Set problem
Each line of the data that includes the string "Mailing" is to be copied out.

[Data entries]
* START *

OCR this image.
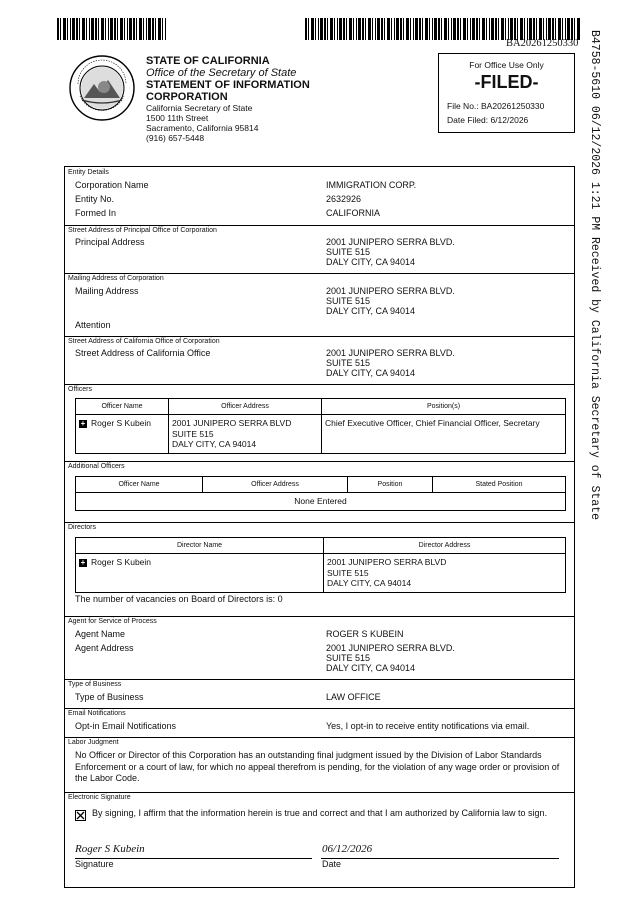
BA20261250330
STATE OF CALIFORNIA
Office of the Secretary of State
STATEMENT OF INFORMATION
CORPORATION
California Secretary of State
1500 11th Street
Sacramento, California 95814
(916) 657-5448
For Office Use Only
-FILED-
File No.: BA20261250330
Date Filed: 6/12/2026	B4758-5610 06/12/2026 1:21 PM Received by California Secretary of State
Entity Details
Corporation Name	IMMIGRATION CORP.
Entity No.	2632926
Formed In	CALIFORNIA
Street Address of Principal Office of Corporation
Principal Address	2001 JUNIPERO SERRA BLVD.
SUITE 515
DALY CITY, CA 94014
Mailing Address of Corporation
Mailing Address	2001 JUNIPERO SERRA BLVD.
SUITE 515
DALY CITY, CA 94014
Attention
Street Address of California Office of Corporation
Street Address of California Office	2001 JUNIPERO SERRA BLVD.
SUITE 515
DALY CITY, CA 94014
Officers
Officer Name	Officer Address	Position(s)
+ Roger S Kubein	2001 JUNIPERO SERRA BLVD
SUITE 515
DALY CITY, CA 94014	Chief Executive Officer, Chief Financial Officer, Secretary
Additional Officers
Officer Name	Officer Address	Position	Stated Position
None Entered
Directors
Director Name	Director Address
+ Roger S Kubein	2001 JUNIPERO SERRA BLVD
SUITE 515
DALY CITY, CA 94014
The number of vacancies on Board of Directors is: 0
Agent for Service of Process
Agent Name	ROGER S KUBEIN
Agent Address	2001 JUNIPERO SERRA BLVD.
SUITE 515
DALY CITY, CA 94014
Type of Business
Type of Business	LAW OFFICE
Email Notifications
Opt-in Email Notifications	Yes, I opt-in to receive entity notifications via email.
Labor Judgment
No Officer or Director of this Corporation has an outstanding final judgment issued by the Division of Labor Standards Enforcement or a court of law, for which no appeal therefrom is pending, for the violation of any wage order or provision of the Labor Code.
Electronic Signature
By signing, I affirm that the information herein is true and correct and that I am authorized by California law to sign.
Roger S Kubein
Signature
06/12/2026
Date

* END *

Finished exercise
Mailing Address of Corporation
Mailing Address	2001 JUNIPERO SERRA BLVD.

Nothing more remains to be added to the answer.